*SHORT EXERCISE*
From the entries that follow, gather each line holding the word "total".
•••••
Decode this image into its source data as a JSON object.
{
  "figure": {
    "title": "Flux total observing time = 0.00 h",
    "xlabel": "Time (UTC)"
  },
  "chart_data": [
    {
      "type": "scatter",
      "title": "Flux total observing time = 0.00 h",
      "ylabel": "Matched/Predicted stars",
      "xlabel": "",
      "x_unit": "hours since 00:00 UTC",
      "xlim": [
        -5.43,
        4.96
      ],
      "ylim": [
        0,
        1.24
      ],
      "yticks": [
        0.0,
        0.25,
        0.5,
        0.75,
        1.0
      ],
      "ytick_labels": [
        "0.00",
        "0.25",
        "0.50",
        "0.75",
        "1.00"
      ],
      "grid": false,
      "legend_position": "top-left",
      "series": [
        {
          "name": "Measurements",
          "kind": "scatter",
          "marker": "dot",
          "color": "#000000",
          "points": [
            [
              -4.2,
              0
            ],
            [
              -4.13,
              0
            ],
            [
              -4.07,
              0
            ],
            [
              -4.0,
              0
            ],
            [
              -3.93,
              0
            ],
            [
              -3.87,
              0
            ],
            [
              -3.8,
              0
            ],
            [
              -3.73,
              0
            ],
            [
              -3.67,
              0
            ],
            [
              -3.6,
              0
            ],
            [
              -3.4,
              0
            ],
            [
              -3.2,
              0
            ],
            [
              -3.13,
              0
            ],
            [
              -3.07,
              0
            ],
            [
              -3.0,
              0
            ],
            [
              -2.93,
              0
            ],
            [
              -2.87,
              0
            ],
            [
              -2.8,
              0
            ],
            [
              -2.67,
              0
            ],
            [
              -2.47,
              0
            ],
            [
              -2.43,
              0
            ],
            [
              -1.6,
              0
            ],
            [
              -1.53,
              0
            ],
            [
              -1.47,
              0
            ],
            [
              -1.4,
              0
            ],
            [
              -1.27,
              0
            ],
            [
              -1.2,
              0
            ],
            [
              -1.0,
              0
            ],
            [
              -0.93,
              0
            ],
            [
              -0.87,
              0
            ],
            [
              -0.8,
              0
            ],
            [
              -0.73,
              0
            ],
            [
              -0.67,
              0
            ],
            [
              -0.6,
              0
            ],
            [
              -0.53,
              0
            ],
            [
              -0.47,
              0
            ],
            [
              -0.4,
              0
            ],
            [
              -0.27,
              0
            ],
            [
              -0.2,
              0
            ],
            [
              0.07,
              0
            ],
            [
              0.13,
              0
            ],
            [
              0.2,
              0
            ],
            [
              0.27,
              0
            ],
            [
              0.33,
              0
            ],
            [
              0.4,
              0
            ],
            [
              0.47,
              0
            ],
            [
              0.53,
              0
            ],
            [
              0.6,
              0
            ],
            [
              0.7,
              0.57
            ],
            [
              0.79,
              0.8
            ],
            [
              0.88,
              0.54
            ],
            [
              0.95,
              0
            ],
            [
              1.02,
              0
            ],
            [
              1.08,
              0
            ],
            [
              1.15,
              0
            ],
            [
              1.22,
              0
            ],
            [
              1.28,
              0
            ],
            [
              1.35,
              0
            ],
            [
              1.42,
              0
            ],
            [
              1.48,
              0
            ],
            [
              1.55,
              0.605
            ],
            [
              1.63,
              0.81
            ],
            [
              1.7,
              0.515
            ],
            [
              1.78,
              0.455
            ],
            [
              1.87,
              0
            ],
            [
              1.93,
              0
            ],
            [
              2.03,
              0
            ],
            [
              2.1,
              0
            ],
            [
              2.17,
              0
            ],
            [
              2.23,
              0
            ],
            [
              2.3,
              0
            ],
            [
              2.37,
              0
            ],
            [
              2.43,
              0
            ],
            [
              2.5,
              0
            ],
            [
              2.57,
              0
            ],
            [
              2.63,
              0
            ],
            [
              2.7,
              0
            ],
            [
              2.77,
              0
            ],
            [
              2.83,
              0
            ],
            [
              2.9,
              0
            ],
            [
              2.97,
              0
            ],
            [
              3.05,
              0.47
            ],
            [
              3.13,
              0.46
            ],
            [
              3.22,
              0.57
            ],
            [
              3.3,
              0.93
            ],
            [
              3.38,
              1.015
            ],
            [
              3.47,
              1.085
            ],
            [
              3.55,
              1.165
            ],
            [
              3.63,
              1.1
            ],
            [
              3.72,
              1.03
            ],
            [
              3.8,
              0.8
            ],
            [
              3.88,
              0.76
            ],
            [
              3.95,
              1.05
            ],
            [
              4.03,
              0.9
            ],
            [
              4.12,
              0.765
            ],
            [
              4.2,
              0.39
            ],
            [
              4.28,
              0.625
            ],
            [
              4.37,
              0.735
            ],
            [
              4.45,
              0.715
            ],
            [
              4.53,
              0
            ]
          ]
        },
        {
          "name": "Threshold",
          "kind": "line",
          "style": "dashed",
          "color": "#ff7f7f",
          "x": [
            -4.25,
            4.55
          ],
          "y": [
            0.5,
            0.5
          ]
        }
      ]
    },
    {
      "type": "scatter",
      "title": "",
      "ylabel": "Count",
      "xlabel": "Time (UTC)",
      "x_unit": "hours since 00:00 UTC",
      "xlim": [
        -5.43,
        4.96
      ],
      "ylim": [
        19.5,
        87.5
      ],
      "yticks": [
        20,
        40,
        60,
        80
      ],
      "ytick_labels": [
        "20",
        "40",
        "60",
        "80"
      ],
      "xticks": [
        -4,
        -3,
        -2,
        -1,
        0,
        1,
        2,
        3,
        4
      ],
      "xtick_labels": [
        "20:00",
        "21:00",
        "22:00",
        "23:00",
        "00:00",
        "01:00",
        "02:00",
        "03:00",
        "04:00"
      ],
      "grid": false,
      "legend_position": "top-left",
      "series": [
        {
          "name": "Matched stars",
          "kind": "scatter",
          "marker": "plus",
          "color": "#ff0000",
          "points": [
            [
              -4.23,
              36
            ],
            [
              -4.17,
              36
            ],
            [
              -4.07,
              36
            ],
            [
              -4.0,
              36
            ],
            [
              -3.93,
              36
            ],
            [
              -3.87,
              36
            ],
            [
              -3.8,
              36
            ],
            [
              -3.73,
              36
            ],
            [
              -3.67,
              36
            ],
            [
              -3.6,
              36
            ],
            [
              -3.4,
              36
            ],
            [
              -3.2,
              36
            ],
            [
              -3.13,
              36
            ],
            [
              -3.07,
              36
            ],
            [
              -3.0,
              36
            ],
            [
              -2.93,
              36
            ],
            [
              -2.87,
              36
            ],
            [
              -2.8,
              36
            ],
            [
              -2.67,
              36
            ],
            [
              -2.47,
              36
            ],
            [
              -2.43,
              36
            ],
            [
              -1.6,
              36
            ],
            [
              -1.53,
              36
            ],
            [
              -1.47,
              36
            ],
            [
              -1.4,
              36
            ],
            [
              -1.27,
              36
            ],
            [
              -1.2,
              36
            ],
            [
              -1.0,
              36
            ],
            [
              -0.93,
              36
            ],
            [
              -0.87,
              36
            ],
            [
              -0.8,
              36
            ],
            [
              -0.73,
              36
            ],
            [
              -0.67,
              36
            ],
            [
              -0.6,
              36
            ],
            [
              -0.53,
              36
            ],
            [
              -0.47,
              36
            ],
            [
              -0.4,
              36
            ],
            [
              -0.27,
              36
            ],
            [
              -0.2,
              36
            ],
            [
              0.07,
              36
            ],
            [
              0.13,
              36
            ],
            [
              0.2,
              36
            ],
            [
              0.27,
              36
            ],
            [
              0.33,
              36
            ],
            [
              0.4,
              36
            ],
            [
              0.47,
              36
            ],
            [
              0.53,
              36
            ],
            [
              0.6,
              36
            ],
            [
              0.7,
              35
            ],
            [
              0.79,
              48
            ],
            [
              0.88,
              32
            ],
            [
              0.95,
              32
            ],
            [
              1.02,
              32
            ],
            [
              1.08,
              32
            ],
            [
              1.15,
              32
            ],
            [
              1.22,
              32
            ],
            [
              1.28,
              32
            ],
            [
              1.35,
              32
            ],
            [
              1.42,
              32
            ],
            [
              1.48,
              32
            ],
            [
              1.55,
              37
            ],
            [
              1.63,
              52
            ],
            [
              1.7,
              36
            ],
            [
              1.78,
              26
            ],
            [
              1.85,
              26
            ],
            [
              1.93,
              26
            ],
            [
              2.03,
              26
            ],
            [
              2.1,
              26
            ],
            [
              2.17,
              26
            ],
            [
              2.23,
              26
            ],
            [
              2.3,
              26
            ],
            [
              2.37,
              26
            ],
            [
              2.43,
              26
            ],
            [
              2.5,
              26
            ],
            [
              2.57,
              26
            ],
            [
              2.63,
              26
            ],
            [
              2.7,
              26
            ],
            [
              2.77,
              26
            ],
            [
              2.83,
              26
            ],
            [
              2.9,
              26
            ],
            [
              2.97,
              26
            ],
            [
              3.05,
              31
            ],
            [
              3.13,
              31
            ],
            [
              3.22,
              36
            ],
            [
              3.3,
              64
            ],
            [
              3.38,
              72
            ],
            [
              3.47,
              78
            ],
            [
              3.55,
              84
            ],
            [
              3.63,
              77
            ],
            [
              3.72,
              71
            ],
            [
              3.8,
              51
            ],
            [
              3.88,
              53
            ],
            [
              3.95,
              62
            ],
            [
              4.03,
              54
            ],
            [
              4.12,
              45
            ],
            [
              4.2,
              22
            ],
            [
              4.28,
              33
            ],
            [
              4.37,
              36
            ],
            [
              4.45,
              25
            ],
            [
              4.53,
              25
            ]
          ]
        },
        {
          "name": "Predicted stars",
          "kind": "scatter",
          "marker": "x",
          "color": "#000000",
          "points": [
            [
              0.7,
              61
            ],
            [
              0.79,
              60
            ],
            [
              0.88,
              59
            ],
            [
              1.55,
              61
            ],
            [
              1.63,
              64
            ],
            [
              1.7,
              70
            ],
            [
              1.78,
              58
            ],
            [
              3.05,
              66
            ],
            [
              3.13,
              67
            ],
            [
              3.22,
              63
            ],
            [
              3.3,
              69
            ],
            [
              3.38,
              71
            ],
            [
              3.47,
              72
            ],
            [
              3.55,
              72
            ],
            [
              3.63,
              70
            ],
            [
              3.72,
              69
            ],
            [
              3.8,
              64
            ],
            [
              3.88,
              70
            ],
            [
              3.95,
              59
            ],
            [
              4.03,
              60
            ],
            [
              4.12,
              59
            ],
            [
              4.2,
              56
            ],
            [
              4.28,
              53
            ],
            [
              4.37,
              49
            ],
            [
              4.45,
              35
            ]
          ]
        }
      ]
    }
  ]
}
•••••
*ANSWER*
    "title": "Flux total observing time = 0.00 h",
      "title": "Flux total observing time = 0.00 h",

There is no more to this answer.